**Goal**: Transcribe all of the records precisely as they are presented.

**Exercise input**:
———

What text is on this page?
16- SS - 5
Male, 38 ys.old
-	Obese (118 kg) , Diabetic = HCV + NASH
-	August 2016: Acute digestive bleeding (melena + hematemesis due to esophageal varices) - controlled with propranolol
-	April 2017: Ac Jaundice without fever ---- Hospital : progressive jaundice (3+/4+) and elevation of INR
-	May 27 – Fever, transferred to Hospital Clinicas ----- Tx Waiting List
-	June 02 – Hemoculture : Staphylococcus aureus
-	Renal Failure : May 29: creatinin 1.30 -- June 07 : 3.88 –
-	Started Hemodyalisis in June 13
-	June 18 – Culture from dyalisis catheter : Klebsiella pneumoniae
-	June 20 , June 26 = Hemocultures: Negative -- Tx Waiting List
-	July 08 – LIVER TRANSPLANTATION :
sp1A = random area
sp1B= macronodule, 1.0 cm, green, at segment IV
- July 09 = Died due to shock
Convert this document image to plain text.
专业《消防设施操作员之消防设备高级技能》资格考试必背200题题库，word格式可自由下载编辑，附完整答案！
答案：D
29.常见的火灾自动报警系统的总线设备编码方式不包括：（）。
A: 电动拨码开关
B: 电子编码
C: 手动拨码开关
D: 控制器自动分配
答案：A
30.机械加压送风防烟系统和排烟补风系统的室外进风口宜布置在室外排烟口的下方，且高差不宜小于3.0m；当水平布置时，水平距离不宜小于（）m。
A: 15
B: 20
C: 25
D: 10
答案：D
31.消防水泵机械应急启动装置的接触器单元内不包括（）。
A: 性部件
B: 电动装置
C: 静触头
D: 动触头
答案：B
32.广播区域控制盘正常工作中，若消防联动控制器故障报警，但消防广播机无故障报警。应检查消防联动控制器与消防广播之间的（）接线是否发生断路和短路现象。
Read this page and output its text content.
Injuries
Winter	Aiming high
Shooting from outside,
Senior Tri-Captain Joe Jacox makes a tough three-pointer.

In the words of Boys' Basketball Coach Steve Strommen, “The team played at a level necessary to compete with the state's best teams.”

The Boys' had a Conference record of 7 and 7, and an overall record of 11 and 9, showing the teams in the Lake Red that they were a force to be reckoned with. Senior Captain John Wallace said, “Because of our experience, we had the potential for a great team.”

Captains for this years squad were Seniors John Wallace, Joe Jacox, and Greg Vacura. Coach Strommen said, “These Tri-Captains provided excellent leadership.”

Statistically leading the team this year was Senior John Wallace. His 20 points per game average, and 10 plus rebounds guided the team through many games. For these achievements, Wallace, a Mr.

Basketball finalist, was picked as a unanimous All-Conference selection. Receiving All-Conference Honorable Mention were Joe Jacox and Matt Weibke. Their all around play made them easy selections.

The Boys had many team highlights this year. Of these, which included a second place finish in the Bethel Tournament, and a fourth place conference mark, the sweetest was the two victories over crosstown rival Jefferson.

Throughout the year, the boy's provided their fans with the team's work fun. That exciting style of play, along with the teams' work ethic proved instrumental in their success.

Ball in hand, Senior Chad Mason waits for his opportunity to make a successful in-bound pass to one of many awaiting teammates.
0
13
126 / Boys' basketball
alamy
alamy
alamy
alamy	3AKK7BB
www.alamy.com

———

**Full output**:
What text is on this page?
16- SS - 5
Male, 38 ys.old
-	Obese (118 kg) , Diabetic = HCV + NASH
-	August 2016: Acute digestive bleeding (melena + hematemesis due to esophageal varices) - controlled with propranolol
-	April 2017: Ac Jaundice without fever ---- Hospital : progressive jaundice (3+/4+) and elevation of INR
-	May 27 – Fever, transferred to Hospital Clinicas ----- Tx Waiting List
-	June 02 – Hemoculture : Staphylococcus aureus
-	Renal Failure : May 29: creatinin 1.30 -- June 07 : 3.88 –
-	Started Hemodyalisis in June 13
-	June 18 – Culture from dyalisis catheter : Klebsiella pneumoniae
-	June 20 , June 26 = Hemocultures: Negative -- Tx Waiting List
-	July 08 – LIVER TRANSPLANTATION :
sp1A = random area
sp1B= macronodule, 1.0 cm, green, at segment IV
- July 09 = Died due to shock
Convert this document image to plain text.
专业《消防设施操作员之消防设备高级技能》资格考试必背200题题库，word格式可自由下载编辑，附完整答案！
答案：D
29.常见的火灾自动报警系统的总线设备编码方式不包括：（）。
A: 电动拨码开关
B: 电子编码
C: 手动拨码开关
D: 控制器自动分配
答案：A
30.机械加压送风防烟系统和排烟补风系统的室外进风口宜布置在室外排烟口的下方，且高差不宜小于3.0m；当水平布置时，水平距离不宜小于（）m。
A: 15
B: 20
C: 25
D: 10
答案：D
31.消防水泵机械应急启动装置的接触器单元内不包括（）。
A: 性部件
B: 电动装置
C: 静触头
D: 动触头
答案：B
32.广播区域控制盘正常工作中，若消防联动控制器故障报警，但消防广播机无故障报警。应检查消防联动控制器与消防广播之间的（）接线是否发生断路和短路现象。
Read this page and output its text content.
Injuries
Winter	Aiming high
Shooting from outside,
Senior Tri-Captain Joe Jacox makes a tough three-pointer.

In the words of Boys' Basketball Coach Steve Strommen, “The team played at a level necessary to compete with the state's best teams.”

The Boys' had a Conference record of 7 and 7, and an overall record of 11 and 9, showing the teams in the Lake Red that they were a force to be reckoned with. Senior Captain John Wallace said, “Because of our experience, we had the potential for a great team.”

Captains for this years squad were Seniors John Wallace, Joe Jacox, and Greg Vacura. Coach Strommen said, “These Tri-Captains provided excellent leadership.”

Statistically leading the team this year was Senior John Wallace. His 20 points per game average, and 10 plus rebounds guided the team through many games. For these achievements, Wallace, a Mr.

Basketball finalist, was picked as a unanimous All-Conference selection. Receiving All-Conference Honorable Mention were Joe Jacox and Matt Weibke. Their all around play made them easy selections.

The Boys had many team highlights this year. Of these, which included a second place finish in the Bethel Tournament, and a fourth place conference mark, the sweetest was the two victories over crosstown rival Jefferson.

Throughout the year, the boy's provided their fans with the team's work fun. That exciting style of play, along with the teams' work ethic proved instrumental in their success.

Ball in hand, Senior Chad Mason waits for his opportunity to make a successful in-bound pass to one of many awaiting teammates.
0
13
126 / Boys' basketball
alamy
alamy
alamy
alamy	3AKK7BB
www.alamy.com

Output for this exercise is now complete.